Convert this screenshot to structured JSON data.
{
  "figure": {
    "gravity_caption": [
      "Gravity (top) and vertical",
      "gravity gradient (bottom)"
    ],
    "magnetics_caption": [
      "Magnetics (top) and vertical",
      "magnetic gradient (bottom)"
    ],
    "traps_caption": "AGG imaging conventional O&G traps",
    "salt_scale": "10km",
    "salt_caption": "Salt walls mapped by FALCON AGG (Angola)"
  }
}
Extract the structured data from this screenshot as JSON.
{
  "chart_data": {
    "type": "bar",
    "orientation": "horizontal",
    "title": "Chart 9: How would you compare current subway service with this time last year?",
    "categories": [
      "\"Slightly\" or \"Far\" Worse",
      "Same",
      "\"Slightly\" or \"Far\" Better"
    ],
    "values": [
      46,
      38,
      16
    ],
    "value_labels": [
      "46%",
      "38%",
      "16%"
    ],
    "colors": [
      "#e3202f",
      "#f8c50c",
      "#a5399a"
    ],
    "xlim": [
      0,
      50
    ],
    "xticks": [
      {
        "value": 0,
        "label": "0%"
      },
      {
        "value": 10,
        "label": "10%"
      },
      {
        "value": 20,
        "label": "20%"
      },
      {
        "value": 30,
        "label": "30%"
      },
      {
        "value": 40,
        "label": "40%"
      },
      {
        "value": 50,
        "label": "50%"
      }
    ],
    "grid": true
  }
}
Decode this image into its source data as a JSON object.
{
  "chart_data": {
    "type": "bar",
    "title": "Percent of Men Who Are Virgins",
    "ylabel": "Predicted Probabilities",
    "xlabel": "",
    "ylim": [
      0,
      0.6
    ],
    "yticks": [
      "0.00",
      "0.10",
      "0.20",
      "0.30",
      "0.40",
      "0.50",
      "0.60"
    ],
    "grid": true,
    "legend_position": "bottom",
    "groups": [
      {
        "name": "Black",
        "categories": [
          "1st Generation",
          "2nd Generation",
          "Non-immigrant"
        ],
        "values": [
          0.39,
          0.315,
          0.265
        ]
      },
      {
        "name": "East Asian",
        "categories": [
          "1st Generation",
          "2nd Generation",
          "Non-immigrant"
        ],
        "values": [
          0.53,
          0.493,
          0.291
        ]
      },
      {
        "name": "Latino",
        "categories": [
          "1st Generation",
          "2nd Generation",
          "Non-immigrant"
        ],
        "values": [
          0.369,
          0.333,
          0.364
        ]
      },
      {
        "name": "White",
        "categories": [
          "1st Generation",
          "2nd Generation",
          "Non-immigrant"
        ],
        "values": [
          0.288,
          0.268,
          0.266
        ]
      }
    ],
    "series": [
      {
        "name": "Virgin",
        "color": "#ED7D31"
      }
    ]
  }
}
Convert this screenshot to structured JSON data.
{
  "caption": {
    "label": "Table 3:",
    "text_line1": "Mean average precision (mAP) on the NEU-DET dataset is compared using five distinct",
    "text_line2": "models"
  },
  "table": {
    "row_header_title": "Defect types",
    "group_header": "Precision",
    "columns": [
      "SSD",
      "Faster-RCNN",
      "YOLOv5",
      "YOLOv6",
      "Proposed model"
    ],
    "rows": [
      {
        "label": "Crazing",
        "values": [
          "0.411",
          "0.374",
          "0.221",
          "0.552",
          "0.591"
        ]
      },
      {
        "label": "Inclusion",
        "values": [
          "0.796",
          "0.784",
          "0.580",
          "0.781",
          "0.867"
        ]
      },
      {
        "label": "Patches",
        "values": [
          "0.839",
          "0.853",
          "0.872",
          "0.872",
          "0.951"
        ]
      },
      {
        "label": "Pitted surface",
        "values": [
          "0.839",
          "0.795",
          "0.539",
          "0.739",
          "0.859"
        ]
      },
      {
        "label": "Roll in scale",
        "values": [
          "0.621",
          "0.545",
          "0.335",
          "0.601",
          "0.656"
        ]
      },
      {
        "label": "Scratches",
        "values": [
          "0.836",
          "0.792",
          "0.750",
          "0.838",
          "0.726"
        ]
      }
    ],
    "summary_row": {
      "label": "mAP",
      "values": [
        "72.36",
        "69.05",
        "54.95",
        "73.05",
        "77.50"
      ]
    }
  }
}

★ ★ ★ ★ ★ ★ ★

[TASK INSTRUCTIONS]
From the data above, copy each line where the string "JSON" appears.

[COMPLETE ANSWER]
Convert this screenshot to structured JSON data.
Extract the structured data from this screenshot as JSON.
Decode this image into its source data as a JSON object.
Convert this screenshot to structured JSON data.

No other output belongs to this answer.